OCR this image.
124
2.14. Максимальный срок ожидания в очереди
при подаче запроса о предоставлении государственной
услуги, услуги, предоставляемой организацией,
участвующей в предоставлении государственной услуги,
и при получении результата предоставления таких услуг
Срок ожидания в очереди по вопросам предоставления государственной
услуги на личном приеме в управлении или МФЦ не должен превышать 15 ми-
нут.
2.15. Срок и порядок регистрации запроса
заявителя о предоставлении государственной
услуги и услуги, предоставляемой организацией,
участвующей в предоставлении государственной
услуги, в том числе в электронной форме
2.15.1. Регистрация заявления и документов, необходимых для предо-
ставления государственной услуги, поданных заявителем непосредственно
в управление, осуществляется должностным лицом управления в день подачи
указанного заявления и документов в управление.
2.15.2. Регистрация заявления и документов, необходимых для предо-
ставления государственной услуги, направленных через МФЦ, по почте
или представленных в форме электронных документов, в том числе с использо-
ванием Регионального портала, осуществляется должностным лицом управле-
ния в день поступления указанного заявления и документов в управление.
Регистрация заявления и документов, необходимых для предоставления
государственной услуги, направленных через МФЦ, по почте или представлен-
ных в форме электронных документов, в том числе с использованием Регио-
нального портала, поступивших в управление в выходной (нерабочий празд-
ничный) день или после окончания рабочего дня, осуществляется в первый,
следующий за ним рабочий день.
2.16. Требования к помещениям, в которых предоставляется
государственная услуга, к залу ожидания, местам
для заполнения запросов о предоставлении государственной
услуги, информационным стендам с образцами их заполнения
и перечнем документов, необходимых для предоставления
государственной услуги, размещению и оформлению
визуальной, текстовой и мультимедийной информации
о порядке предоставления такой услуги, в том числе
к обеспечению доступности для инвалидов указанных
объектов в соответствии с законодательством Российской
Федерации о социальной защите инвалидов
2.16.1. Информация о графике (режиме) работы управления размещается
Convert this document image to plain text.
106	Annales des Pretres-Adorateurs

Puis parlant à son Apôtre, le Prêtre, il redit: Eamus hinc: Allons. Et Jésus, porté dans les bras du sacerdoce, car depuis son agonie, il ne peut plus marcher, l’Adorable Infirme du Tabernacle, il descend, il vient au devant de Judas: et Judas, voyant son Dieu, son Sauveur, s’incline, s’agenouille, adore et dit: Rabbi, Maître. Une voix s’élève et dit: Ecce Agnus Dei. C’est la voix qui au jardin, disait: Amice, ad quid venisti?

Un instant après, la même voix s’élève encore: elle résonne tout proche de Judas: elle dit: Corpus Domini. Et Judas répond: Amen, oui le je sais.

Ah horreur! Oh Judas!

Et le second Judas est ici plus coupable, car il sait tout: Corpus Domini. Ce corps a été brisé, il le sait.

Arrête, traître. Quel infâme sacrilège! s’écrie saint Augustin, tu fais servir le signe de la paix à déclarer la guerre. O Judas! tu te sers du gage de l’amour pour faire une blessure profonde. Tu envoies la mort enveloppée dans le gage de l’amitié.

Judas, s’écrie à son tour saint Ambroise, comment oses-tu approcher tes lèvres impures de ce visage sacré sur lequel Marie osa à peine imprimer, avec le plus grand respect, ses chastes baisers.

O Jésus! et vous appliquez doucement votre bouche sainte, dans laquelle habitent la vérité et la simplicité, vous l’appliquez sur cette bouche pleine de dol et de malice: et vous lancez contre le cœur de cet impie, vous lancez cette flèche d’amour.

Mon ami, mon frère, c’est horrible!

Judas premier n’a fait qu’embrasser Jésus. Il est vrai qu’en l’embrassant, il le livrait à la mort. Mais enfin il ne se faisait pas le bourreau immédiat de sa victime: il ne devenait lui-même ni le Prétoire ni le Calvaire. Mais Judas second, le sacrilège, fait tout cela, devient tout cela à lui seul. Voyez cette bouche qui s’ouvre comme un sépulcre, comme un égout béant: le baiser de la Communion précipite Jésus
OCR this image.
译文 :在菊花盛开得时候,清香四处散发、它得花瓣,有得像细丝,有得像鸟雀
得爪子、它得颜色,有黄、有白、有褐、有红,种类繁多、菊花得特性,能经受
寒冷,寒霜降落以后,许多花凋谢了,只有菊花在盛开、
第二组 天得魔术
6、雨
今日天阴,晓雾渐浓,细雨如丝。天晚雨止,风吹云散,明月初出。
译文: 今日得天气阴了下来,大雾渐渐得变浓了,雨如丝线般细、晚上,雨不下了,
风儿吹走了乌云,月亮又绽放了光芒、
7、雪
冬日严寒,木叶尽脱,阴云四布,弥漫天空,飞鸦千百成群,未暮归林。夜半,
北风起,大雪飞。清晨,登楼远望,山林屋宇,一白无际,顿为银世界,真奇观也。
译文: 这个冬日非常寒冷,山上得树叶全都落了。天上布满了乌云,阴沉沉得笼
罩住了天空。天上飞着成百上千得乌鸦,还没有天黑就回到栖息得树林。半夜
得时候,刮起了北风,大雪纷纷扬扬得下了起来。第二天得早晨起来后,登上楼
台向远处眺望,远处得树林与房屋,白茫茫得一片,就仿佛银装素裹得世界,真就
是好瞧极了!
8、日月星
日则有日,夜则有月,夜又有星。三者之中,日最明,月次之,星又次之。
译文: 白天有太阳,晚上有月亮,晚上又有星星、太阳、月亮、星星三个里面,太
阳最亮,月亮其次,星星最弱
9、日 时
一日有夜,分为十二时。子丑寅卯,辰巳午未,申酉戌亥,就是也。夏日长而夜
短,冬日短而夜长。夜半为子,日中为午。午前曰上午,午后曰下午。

▬▬▬▬▬▬▬▬▬▬

Requirement =
Show the lines of the records that contain the word "ожидания".

Exercise solution =
2.14. Максимальный срок ожидания в очереди
Срок ожидания в очереди по вопросам предоставления государственной
государственная услуга, к залу ожидания, местам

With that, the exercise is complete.